#### Exercise brief:
Your task is to quote the material that follows, in full and exactly.

-- start Data extract --

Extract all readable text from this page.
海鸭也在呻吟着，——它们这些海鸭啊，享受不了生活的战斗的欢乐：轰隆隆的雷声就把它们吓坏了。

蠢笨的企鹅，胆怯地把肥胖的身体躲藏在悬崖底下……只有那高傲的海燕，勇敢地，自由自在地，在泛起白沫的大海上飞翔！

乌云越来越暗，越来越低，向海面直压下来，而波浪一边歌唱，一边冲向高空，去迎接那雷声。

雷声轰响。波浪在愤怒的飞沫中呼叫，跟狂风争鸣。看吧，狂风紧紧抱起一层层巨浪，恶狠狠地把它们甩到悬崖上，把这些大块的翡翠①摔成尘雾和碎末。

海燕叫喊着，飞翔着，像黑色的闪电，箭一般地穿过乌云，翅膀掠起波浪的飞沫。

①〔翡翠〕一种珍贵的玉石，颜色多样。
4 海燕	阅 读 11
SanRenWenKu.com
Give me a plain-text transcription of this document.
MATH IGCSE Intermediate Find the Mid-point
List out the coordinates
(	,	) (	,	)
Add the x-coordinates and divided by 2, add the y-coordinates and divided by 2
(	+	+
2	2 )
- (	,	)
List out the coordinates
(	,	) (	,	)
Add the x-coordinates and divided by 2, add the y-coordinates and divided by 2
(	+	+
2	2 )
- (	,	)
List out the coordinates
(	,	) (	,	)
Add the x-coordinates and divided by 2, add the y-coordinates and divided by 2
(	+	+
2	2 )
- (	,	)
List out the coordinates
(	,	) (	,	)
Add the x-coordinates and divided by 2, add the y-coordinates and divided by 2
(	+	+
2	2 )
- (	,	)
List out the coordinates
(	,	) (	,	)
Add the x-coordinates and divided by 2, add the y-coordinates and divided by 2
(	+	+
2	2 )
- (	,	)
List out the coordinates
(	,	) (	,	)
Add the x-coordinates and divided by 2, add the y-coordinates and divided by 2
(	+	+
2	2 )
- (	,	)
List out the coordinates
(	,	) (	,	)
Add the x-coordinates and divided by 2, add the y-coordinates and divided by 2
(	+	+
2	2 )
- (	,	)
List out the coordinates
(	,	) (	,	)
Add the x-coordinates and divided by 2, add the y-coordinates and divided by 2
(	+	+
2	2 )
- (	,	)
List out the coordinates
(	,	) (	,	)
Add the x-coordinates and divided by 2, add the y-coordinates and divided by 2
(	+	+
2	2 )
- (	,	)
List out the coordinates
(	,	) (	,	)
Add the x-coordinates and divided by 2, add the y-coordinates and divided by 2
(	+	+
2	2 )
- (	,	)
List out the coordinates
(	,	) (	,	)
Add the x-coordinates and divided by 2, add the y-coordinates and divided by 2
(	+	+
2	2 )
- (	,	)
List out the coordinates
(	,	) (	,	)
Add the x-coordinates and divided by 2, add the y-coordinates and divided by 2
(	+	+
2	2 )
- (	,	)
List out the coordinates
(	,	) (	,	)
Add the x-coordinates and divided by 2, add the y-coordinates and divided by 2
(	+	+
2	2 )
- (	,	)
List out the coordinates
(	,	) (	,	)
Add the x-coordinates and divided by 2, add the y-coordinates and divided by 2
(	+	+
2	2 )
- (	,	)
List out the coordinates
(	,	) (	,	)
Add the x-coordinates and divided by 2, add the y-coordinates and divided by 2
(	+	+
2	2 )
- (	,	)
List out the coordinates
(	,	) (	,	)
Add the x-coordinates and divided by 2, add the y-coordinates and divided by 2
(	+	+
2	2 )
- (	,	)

-- end Data extract --

#### Complete output:
Extract all readable text from this page.
海鸭也在呻吟着，——它们这些海鸭啊，享受不了生活的战斗的欢乐：轰隆隆的雷声就把它们吓坏了。

蠢笨的企鹅，胆怯地把肥胖的身体躲藏在悬崖底下……只有那高傲的海燕，勇敢地，自由自在地，在泛起白沫的大海上飞翔！

乌云越来越暗，越来越低，向海面直压下来，而波浪一边歌唱，一边冲向高空，去迎接那雷声。

雷声轰响。波浪在愤怒的飞沫中呼叫，跟狂风争鸣。看吧，狂风紧紧抱起一层层巨浪，恶狠狠地把它们甩到悬崖上，把这些大块的翡翠①摔成尘雾和碎末。

海燕叫喊着，飞翔着，像黑色的闪电，箭一般地穿过乌云，翅膀掠起波浪的飞沫。

①〔翡翠〕一种珍贵的玉石，颜色多样。
4 海燕	阅 读 11
SanRenWenKu.com
Give me a plain-text transcription of this document.
MATH IGCSE Intermediate Find the Mid-point
List out the coordinates
(	,	) (	,	)
Add the x-coordinates and divided by 2, add the y-coordinates and divided by 2
(	+	+
2	2 )
- (	,	)
List out the coordinates
(	,	) (	,	)
Add the x-coordinates and divided by 2, add the y-coordinates and divided by 2
(	+	+
2	2 )
- (	,	)
List out the coordinates
(	,	) (	,	)
Add the x-coordinates and divided by 2, add the y-coordinates and divided by 2
(	+	+
2	2 )
- (	,	)
List out the coordinates
(	,	) (	,	)
Add the x-coordinates and divided by 2, add the y-coordinates and divided by 2
(	+	+
2	2 )
- (	,	)
List out the coordinates
(	,	) (	,	)
Add the x-coordinates and divided by 2, add the y-coordinates and divided by 2
(	+	+
2	2 )
- (	,	)
List out the coordinates
(	,	) (	,	)
Add the x-coordinates and divided by 2, add the y-coordinates and divided by 2
(	+	+
2	2 )
- (	,	)
List out the coordinates
(	,	) (	,	)
Add the x-coordinates and divided by 2, add the y-coordinates and divided by 2
(	+	+
2	2 )
- (	,	)
List out the coordinates
(	,	) (	,	)
Add the x-coordinates and divided by 2, add the y-coordinates and divided by 2
(	+	+
2	2 )
- (	,	)
List out the coordinates
(	,	) (	,	)
Add the x-coordinates and divided by 2, add the y-coordinates and divided by 2
(	+	+
2	2 )
- (	,	)
List out the coordinates
(	,	) (	,	)
Add the x-coordinates and divided by 2, add the y-coordinates and divided by 2
(	+	+
2	2 )
- (	,	)
List out the coordinates
(	,	) (	,	)
Add the x-coordinates and divided by 2, add the y-coordinates and divided by 2
(	+	+
2	2 )
- (	,	)
List out the coordinates
(	,	) (	,	)
Add the x-coordinates and divided by 2, add the y-coordinates and divided by 2
(	+	+
2	2 )
- (	,	)
List out the coordinates
(	,	) (	,	)
Add the x-coordinates and divided by 2, add the y-coordinates and divided by 2
(	+	+
2	2 )
- (	,	)
List out the coordinates
(	,	) (	,	)
Add the x-coordinates and divided by 2, add the y-coordinates and divided by 2
(	+	+
2	2 )
- (	,	)
List out the coordinates
(	,	) (	,	)
Add the x-coordinates and divided by 2, add the y-coordinates and divided by 2
(	+	+
2	2 )
- (	,	)
List out the coordinates
(	,	) (	,	)
Add the x-coordinates and divided by 2, add the y-coordinates and divided by 2
(	+	+
2	2 )
- (	,	)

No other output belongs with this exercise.